WHAT IS REQUIRED:
Nothing in the data should change when you return it, but leave the pictures out.

>> Start DATA RECORDS

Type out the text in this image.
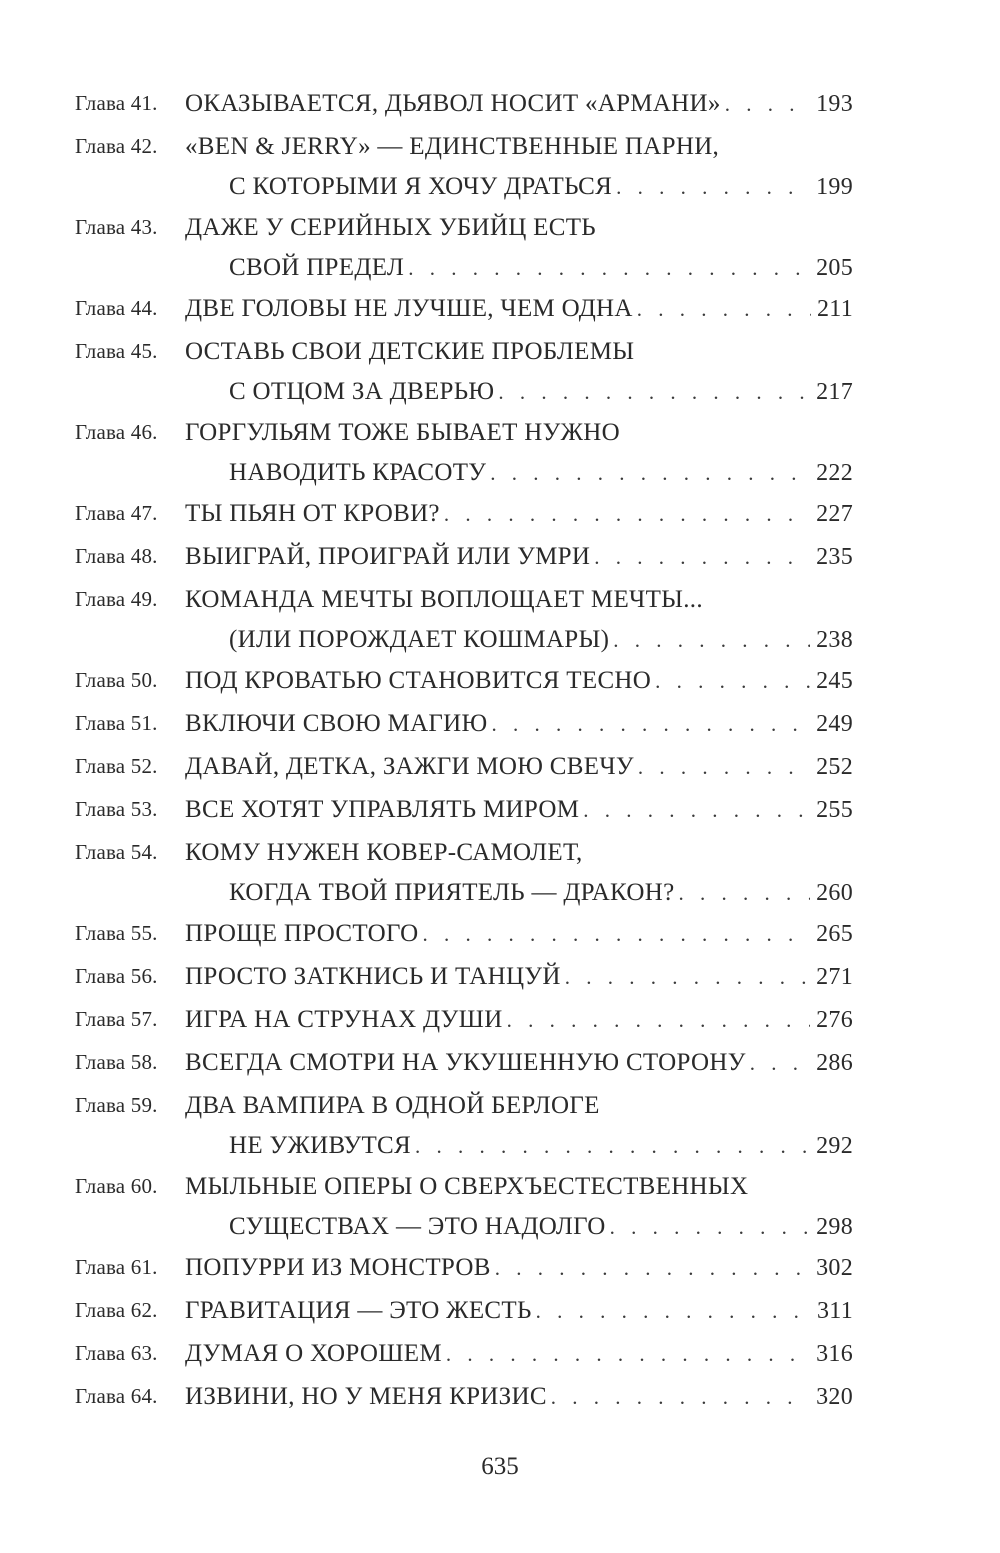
Глава 41.	ОКАЗЫВАЕТСЯ, ДЬЯВОЛ НОСИТ «АРМАНИ» . . .	193
Глава 42.	«BEN & JERRY» — ЕДИНСТВЕННЫЕ ПАРНИ,
С КОТОРЫМИ Я ХОЧУ ДРАТЬСЯ . . .	199
Глава 43.	ДАЖЕ У СЕРИЙНЫХ УБИЙЦ ЕСТЬ
СВОЙ ПРЕДЕЛ . . .	205
Глава 44.	ДВЕ ГОЛОВЫ НЕ ЛУЧШЕ, ЧЕМ ОДНА . . .	211
Глава 45.	ОСТАВЬ СВОИ ДЕТСКИЕ ПРОБЛЕМЫ
С ОТЦОМ ЗА ДВЕРЬЮ . . .	217
Глава 46.	ГОРГУЛЬЯМ ТОЖЕ БЫВАЕТ НУЖНО
НАВОДИТЬ КРАСОТУ . . .	222
Глава 47.	ТЫ ПЬЯН ОТ КРОВИ? . . .	227
Глава 48.	ВЫИГРАЙ, ПРОИГРАЙ ИЛИ УМРИ . . .	235
Глава 49.	КОМАНДА МЕЧТЫ ВОПЛОЩАЕТ МЕЧТЫ...
(ИЛИ ПОРОЖДАЕТ КОШМАРЫ) . . .	238
Глава 50.	ПОД КРОВАТЬЮ СТАНОВИТСЯ ТЕСНО . . .	245
Глава 51.	ВКЛЮЧИ СВОЮ МАГИЮ . . .	249
Глава 52.	ДАВАЙ, ДЕТКА, ЗАЖГИ МОЮ СВЕЧУ . . .	252
Глава 53.	ВСЕ ХОТЯТ УПРАВЛЯТЬ МИРОМ . . .	255
Глава 54.	КОМУ НУЖЕН КОВЕР-САМОЛЕТ,
КОГДА ТВОЙ ПРИЯТЕЛЬ — ДРАКОН? . . .	260
Глава 55.	ПРОЩЕ ПРОСТОГО . . .	265
Глава 56.	ПРОСТО ЗАТКНИСЬ И ТАНЦУЙ . . .	271
Глава 57.	ИГРА НА СТРУНАХ ДУШИ . . .	276
Глава 58.	ВСЕГДА СМОТРИ НА УКУШЕННУЮ СТОРОНУ . . .	286
Глава 59.	ДВА ВАМПИРА В ОДНОЙ БЕРЛОГЕ
НЕ УЖИВУТСЯ . . .	292
Глава 60.	МЫЛЬНЫЕ ОПЕРЫ О СВЕРХЪЕСТЕСТВЕННЫХ
СУЩЕСТВАХ — ЭТО НАДОЛГО . . .	298
Глава 61.	ПОПУРРИ ИЗ МОНСТРОВ . . .	302
Глава 62.	ГРАВИТАЦИЯ — ЭТО ЖЕСТЬ . . .	311
Глава 63.	ДУМАЯ О ХОРОШЕМ . . .	316
Глава 64.	ИЗВИНИ, НО У МЕНЯ КРИЗИС . . .	320
635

>> End DATA RECORDS

FINAL ANSWER:
Type out the text in this image.
Глава 41.	ОКАЗЫВАЕТСЯ, ДЬЯВОЛ НОСИТ «АРМАНИ» . . .	193
Глава 42.	«BEN & JERRY» — ЕДИНСТВЕННЫЕ ПАРНИ,
С КОТОРЫМИ Я ХОЧУ ДРАТЬСЯ . . .	199
Глава 43.	ДАЖЕ У СЕРИЙНЫХ УБИЙЦ ЕСТЬ
СВОЙ ПРЕДЕЛ . . .	205
Глава 44.	ДВЕ ГОЛОВЫ НЕ ЛУЧШЕ, ЧЕМ ОДНА . . .	211
Глава 45.	ОСТАВЬ СВОИ ДЕТСКИЕ ПРОБЛЕМЫ
С ОТЦОМ ЗА ДВЕРЬЮ . . .	217
Глава 46.	ГОРГУЛЬЯМ ТОЖЕ БЫВАЕТ НУЖНО
НАВОДИТЬ КРАСОТУ . . .	222
Глава 47.	ТЫ ПЬЯН ОТ КРОВИ? . . .	227
Глава 48.	ВЫИГРАЙ, ПРОИГРАЙ ИЛИ УМРИ . . .	235
Глава 49.	КОМАНДА МЕЧТЫ ВОПЛОЩАЕТ МЕЧТЫ...
(ИЛИ ПОРОЖДАЕТ КОШМАРЫ) . . .	238
Глава 50.	ПОД КРОВАТЬЮ СТАНОВИТСЯ ТЕСНО . . .	245
Глава 51.	ВКЛЮЧИ СВОЮ МАГИЮ . . .	249
Глава 52.	ДАВАЙ, ДЕТКА, ЗАЖГИ МОЮ СВЕЧУ . . .	252
Глава 53.	ВСЕ ХОТЯТ УПРАВЛЯТЬ МИРОМ . . .	255
Глава 54.	КОМУ НУЖЕН КОВЕР-САМОЛЕТ,
КОГДА ТВОЙ ПРИЯТЕЛЬ — ДРАКОН? . . .	260
Глава 55.	ПРОЩЕ ПРОСТОГО . . .	265
Глава 56.	ПРОСТО ЗАТКНИСЬ И ТАНЦУЙ . . .	271
Глава 57.	ИГРА НА СТРУНАХ ДУШИ . . .	276
Глава 58.	ВСЕГДА СМОТРИ НА УКУШЕННУЮ СТОРОНУ . . .	286
Глава 59.	ДВА ВАМПИРА В ОДНОЙ БЕРЛОГЕ
НЕ УЖИВУТСЯ . . .	292
Глава 60.	МЫЛЬНЫЕ ОПЕРЫ О СВЕРХЪЕСТЕСТВЕННЫХ
СУЩЕСТВАХ — ЭТО НАДОЛГО . . .	298
Глава 61.	ПОПУРРИ ИЗ МОНСТРОВ . . .	302
Глава 62.	ГРАВИТАЦИЯ — ЭТО ЖЕСТЬ . . .	311
Глава 63.	ДУМАЯ О ХОРОШЕМ . . .	316
Глава 64.	ИЗВИНИ, НО У МЕНЯ КРИЗИС . . .	320
635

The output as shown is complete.